## Given request:
Transcribe everything in the data word for word. Pictures are left out.

--

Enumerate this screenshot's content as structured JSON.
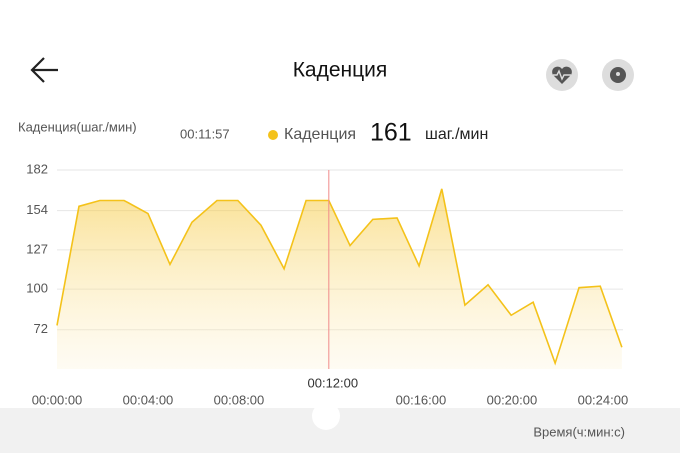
{
  "header": {
    "title": "Каденция"
  },
  "chart_data": {
    "type": "line",
    "y_label": "Каденция(шаг./мин)",
    "x_label": "Время(ч:мин:с)",
    "readout": {
      "time": "00:11:57",
      "series_name": "Каденция",
      "value": 161,
      "unit": "шаг./мин"
    },
    "cursor": {
      "x": 717,
      "label": "00:12:00"
    },
    "x": [
      0,
      58,
      113,
      177,
      240,
      298,
      356,
      422,
      477,
      538,
      599,
      657,
      717,
      773,
      833,
      897,
      955,
      1015,
      1076,
      1137,
      1198,
      1256,
      1314,
      1377,
      1433,
      1490
    ],
    "series": [
      {
        "name": "Каденция",
        "color": "#f4c21a",
        "values": [
          75,
          157,
          161,
          161,
          152,
          117,
          146,
          161,
          161,
          144,
          114,
          161,
          161,
          130,
          148,
          149,
          116,
          169,
          89,
          103,
          82,
          91,
          49,
          101,
          102,
          60
        ]
      }
    ],
    "xlim": [
      0,
      1493
    ],
    "ylim": [
      45,
      182
    ],
    "yticks": [
      72,
      100,
      127,
      154,
      182
    ],
    "xticks": [
      {
        "value": 0,
        "label": "00:00:00"
      },
      {
        "value": 240,
        "label": "00:04:00"
      },
      {
        "value": 480,
        "label": "00:08:00"
      },
      {
        "value": 960,
        "label": "00:16:00"
      },
      {
        "value": 1200,
        "label": "00:20:00"
      },
      {
        "value": 1440,
        "label": "00:24:00"
      }
    ],
    "grid": true
  }
}
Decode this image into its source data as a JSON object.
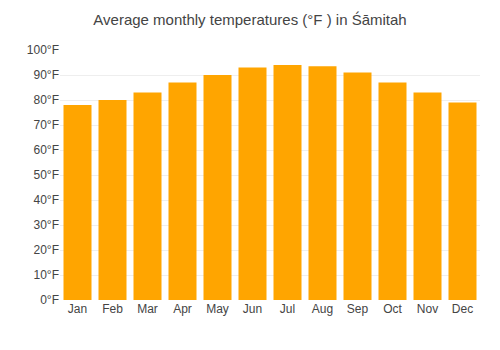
{
  "chart_data": {
    "type": "bar",
    "title": "Average monthly temperatures (°F ) in Śāmitah",
    "categories": [
      "Jan",
      "Feb",
      "Mar",
      "Apr",
      "May",
      "Jun",
      "Jul",
      "Aug",
      "Sep",
      "Oct",
      "Nov",
      "Dec"
    ],
    "values": [
      78,
      80,
      83,
      87,
      90,
      93,
      94,
      93.5,
      91,
      87,
      83,
      79
    ],
    "color": "#FFA500",
    "ylim": [
      0,
      100
    ],
    "yticks": [
      {
        "value": 0,
        "label": "0°F"
      },
      {
        "value": 10,
        "label": "10°F"
      },
      {
        "value": 20,
        "label": "20°F"
      },
      {
        "value": 30,
        "label": "30°F"
      },
      {
        "value": 40,
        "label": "40°F"
      },
      {
        "value": 50,
        "label": "50°F"
      },
      {
        "value": 60,
        "label": "60°F"
      },
      {
        "value": 70,
        "label": "70°F"
      },
      {
        "value": 80,
        "label": "80°F"
      },
      {
        "value": 90,
        "label": "90°F"
      },
      {
        "value": 100,
        "label": "100°F"
      }
    ],
    "grid": true
  }
}
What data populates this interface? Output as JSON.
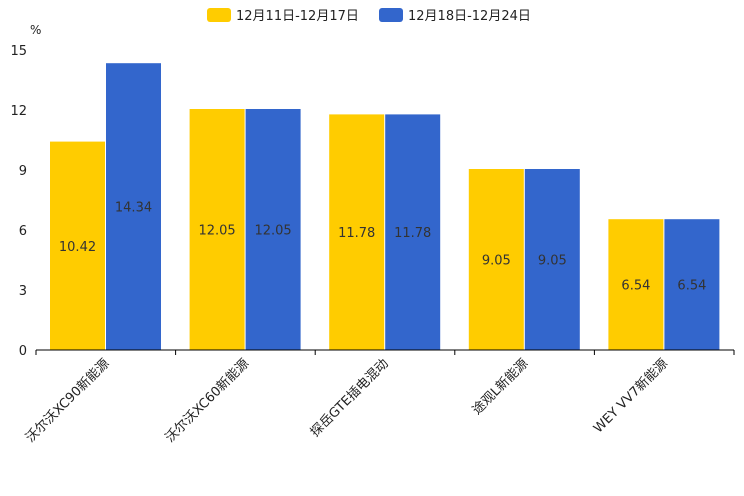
{
  "chart_data": {
    "type": "bar",
    "title": "",
    "xlabel": "",
    "ylabel": "%",
    "ylim": [
      0,
      15
    ],
    "yticks": [
      0,
      3,
      6,
      9,
      12,
      15
    ],
    "grid": false,
    "legend_position": "top-center",
    "categories": [
      "沃尔沃XC90新能源",
      "沃尔沃XC60新能源",
      "探岳GTE插电混动",
      "途观L新能源",
      "WEY VV7新能源"
    ],
    "series": [
      {
        "name": "12月11日-12月17日",
        "color": "#FFCC00",
        "values": [
          10.42,
          12.05,
          11.78,
          9.05,
          6.54
        ]
      },
      {
        "name": "12月18日-12月24日",
        "color": "#3366CC",
        "values": [
          14.34,
          12.05,
          11.78,
          9.05,
          6.54
        ]
      }
    ]
  }
}
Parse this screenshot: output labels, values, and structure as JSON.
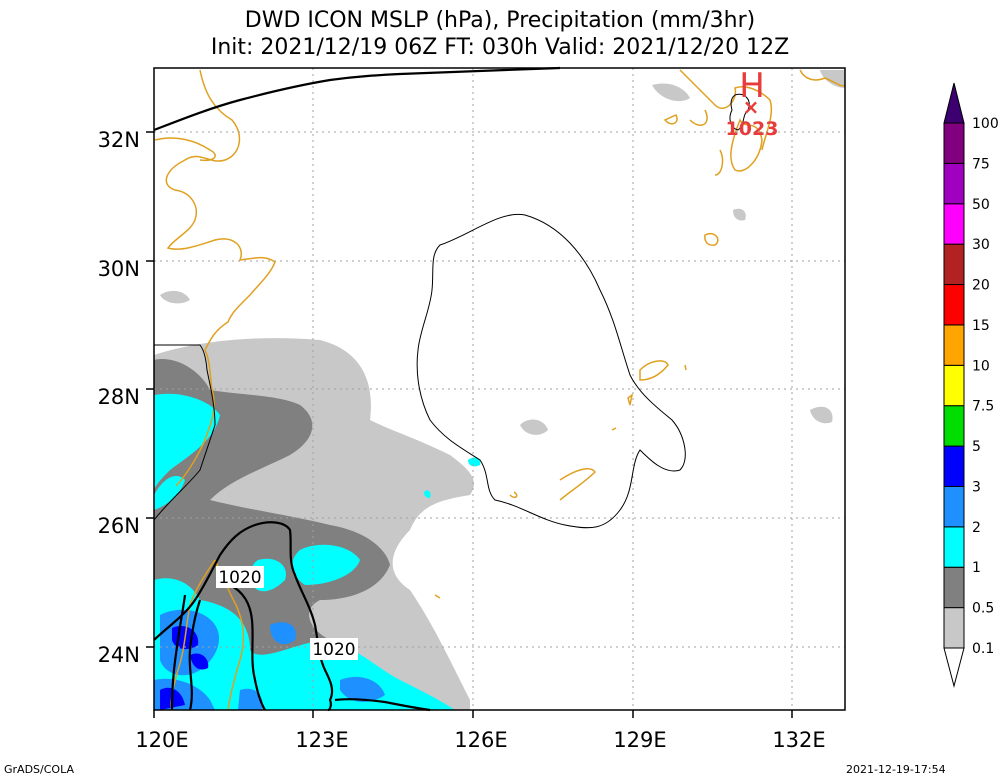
{
  "title": {
    "line1": "DWD ICON MSLP (hPa), Precipitation (mm/3hr)",
    "line2": "Init: 2021/12/19 06Z  FT: 030h  Valid: 2021/12/20 12Z"
  },
  "map": {
    "lon_range": [
      120,
      133
    ],
    "lat_range": [
      23,
      33
    ],
    "x_ticks": [
      "120E",
      "123E",
      "126E",
      "129E",
      "132E"
    ],
    "y_ticks": [
      "24N",
      "26N",
      "28N",
      "30N",
      "32N"
    ],
    "high_center": {
      "symbol": "H",
      "marker": "×",
      "value": "1023"
    },
    "isobar_labels": [
      "1020",
      "1020"
    ]
  },
  "legend": {
    "levels": [
      "0.1",
      "0.5",
      "1",
      "2",
      "3",
      "5",
      "7.5",
      "10",
      "15",
      "20",
      "30",
      "50",
      "75",
      "100"
    ],
    "colors": [
      "#ffffff",
      "#c8c8c8",
      "#808080",
      "#00ffff",
      "#1e90ff",
      "#0000ff",
      "#00dd00",
      "#ffff00",
      "#ffa500",
      "#ff0000",
      "#b22222",
      "#ff00ff",
      "#a000c0",
      "#800080",
      "#3c0070"
    ]
  },
  "footer": {
    "left": "GrADS/COLA",
    "right": "2021-12-19-17:54"
  },
  "colors": {
    "coast": "#e0a020",
    "high": "#e83c3c",
    "grid": "#a0a0a0"
  }
}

--

## Answer below:
Enumerate this screenshot's content as structured JSON.
{
  "header": {
    "title": "Каденция"
  },
  "chart_data": {
    "type": "line",
    "y_label": "Каденция(шаг./мин)",
    "x_label": "Время(ч:мин:с)",
    "readout": {
      "time": "00:11:57",
      "series_name": "Каденция",
      "value": 161,
      "unit": "шаг./мин"
    },
    "cursor": {
      "x": 717,
      "label": "00:12:00"
    },
    "x": [
      0,
      58,
      113,
      177,
      240,
      298,
      356,
      422,
      477,
      538,
      599,
      657,
      717,
      773,
      833,
      897,
      955,
      1015,
      1076,
      1137,
      1198,
      1256,
      1314,
      1377,
      1433,
      1490
    ],
    "series": [
      {
        "name": "Каденция",
        "color": "#f4c21a",
        "values": [
          75,
          157,
          161,
          161,
          152,
          117,
          146,
          161,
          161,
          144,
          114,
          161,
          161,
          130,
          148,
          149,
          116,
          169,
          89,
          103,
          82,
          91,
          49,
          101,
          102,
          60
        ]
      }
    ],
    "xlim": [
      0,
      1493
    ],
    "ylim": [
      45,
      182
    ],
    "yticks": [
      72,
      100,
      127,
      154,
      182
    ],
    "xticks": [
      {
        "value": 0,
        "label": "00:00:00"
      },
      {
        "value": 240,
        "label": "00:04:00"
      },
      {
        "value": 480,
        "label": "00:08:00"
      },
      {
        "value": 960,
        "label": "00:16:00"
      },
      {
        "value": 1200,
        "label": "00:20:00"
      },
      {
        "value": 1440,
        "label": "00:24:00"
      }
    ],
    "grid": true
  }
}
Decode this image into its source data as a JSON object.
{
  "chart_data": {
    "type": "bar",
    "title": "Average monthly temperatures (°F ) in Śāmitah",
    "categories": [
      "Jan",
      "Feb",
      "Mar",
      "Apr",
      "May",
      "Jun",
      "Jul",
      "Aug",
      "Sep",
      "Oct",
      "Nov",
      "Dec"
    ],
    "values": [
      78,
      80,
      83,
      87,
      90,
      93,
      94,
      93.5,
      91,
      87,
      83,
      79
    ],
    "color": "#FFA500",
    "ylim": [
      0,
      100
    ],
    "yticks": [
      {
        "value": 0,
        "label": "0°F"
      },
      {
        "value": 10,
        "label": "10°F"
      },
      {
        "value": 20,
        "label": "20°F"
      },
      {
        "value": 30,
        "label": "30°F"
      },
      {
        "value": 40,
        "label": "40°F"
      },
      {
        "value": 50,
        "label": "50°F"
      },
      {
        "value": 60,
        "label": "60°F"
      },
      {
        "value": 70,
        "label": "70°F"
      },
      {
        "value": 80,
        "label": "80°F"
      },
      {
        "value": 90,
        "label": "90°F"
      },
      {
        "value": 100,
        "label": "100°F"
      }
    ],
    "grid": true
  }
}
What data populates this interface? Output as JSON.
{
  "chart_data": {
    "type": "bar",
    "title": "",
    "xlabel": "",
    "ylabel": "%",
    "ylim": [
      0,
      15
    ],
    "yticks": [
      0,
      3,
      6,
      9,
      12,
      15
    ],
    "grid": false,
    "legend_position": "top-center",
    "categories": [
      "沃尔沃XC90新能源",
      "沃尔沃XC60新能源",
      "探岳GTE插电混动",
      "途观L新能源",
      "WEY VV7新能源"
    ],
    "series": [
      {
        "name": "12月11日-12月17日",
        "color": "#FFCC00",
        "values": [
          10.42,
          12.05,
          11.78,
          9.05,
          6.54
        ]
      },
      {
        "name": "12月18日-12月24日",
        "color": "#3366CC",
        "values": [
          14.34,
          12.05,
          11.78,
          9.05,
          6.54
        ]
      }
    ]
  }
}
Parse this screenshot: output labels, values, and structure as JSON.
{
  "title": {
    "line1": "DWD ICON MSLP (hPa), Precipitation (mm/3hr)",
    "line2": "Init: 2021/12/19 06Z  FT: 030h  Valid: 2021/12/20 12Z"
  },
  "map": {
    "lon_range": [
      120,
      133
    ],
    "lat_range": [
      23,
      33
    ],
    "x_ticks": [
      "120E",
      "123E",
      "126E",
      "129E",
      "132E"
    ],
    "y_ticks": [
      "24N",
      "26N",
      "28N",
      "30N",
      "32N"
    ],
    "high_center": {
      "symbol": "H",
      "marker": "×",
      "value": "1023"
    },
    "isobar_labels": [
      "1020",
      "1020"
    ]
  },
  "legend": {
    "levels": [
      "0.1",
      "0.5",
      "1",
      "2",
      "3",
      "5",
      "7.5",
      "10",
      "15",
      "20",
      "30",
      "50",
      "75",
      "100"
    ],
    "colors": [
      "#ffffff",
      "#c8c8c8",
      "#808080",
      "#00ffff",
      "#1e90ff",
      "#0000ff",
      "#00dd00",
      "#ffff00",
      "#ffa500",
      "#ff0000",
      "#b22222",
      "#ff00ff",
      "#a000c0",
      "#800080",
      "#3c0070"
    ]
  },
  "footer": {
    "left": "GrADS/COLA",
    "right": "2021-12-19-17:54"
  },
  "colors": {
    "coast": "#e0a020",
    "high": "#e83c3c",
    "grid": "#a0a0a0"
  }
}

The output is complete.